_Your task_:
Review the listing and copy each line that holds the word "axis".

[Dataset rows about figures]
_ _ _
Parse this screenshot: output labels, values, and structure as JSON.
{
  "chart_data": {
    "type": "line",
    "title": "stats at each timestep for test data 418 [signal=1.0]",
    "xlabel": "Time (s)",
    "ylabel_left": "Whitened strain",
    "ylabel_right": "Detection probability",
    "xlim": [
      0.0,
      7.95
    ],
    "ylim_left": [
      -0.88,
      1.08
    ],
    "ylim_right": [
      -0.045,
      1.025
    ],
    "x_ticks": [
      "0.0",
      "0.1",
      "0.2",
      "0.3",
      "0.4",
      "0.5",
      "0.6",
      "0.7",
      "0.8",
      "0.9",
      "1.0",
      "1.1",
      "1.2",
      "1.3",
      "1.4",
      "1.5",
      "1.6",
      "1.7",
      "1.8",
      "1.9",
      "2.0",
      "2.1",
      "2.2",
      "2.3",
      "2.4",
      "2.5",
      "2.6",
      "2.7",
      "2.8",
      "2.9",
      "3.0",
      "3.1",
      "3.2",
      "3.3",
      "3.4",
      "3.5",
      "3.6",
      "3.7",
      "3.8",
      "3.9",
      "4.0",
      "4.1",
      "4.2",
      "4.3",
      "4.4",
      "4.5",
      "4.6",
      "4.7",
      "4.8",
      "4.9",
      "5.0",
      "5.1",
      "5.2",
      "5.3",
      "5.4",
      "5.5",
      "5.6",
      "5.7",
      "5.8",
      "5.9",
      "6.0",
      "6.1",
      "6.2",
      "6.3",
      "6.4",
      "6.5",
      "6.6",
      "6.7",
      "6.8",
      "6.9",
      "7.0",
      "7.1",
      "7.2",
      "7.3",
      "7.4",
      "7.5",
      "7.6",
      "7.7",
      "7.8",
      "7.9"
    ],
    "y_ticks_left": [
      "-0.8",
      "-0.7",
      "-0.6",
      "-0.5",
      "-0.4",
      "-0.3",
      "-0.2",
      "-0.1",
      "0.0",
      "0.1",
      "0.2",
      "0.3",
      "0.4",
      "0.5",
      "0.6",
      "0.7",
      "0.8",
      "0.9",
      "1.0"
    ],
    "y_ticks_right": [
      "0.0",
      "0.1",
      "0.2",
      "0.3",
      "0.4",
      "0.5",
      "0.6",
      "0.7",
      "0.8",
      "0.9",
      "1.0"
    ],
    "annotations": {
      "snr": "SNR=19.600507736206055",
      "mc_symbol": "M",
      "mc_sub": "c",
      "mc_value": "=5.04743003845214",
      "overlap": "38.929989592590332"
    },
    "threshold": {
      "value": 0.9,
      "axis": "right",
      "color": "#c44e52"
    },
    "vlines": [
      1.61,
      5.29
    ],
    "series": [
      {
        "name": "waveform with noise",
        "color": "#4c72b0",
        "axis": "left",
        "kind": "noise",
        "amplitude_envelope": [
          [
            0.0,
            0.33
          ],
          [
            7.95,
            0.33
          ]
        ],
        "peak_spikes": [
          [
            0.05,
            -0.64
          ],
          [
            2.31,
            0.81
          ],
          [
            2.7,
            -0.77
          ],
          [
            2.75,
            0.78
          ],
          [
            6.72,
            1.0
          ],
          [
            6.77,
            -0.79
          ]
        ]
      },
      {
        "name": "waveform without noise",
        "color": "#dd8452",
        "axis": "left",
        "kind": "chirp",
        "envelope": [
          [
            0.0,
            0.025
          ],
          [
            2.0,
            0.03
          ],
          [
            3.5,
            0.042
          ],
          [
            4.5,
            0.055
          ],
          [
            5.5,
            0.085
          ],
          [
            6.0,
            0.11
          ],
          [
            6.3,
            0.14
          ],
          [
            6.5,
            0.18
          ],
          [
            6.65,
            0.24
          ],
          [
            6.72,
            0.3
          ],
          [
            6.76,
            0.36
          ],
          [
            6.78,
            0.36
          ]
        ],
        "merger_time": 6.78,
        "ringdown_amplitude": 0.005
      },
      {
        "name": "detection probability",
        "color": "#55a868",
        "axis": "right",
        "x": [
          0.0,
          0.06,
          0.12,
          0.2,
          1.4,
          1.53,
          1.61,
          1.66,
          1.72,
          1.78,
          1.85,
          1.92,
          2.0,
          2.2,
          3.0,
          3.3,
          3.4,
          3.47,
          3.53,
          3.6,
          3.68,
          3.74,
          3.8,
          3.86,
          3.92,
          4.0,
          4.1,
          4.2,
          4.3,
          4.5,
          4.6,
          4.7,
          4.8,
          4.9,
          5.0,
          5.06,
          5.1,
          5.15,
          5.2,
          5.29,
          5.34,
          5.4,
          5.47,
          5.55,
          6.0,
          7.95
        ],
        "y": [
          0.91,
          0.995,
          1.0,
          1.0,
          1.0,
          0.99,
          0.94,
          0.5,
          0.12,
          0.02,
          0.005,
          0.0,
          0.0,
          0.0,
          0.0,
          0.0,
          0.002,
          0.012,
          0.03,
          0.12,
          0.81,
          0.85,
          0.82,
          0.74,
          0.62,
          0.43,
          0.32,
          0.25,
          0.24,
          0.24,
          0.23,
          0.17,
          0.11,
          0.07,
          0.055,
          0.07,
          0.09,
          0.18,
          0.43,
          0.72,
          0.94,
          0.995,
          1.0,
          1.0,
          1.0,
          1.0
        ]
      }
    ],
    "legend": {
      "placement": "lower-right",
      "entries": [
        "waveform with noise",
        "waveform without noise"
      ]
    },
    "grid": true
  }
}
_ _ _
_In response_:
      "axis": "right",
        "axis": "left",
        "axis": "left",
        "axis": "right",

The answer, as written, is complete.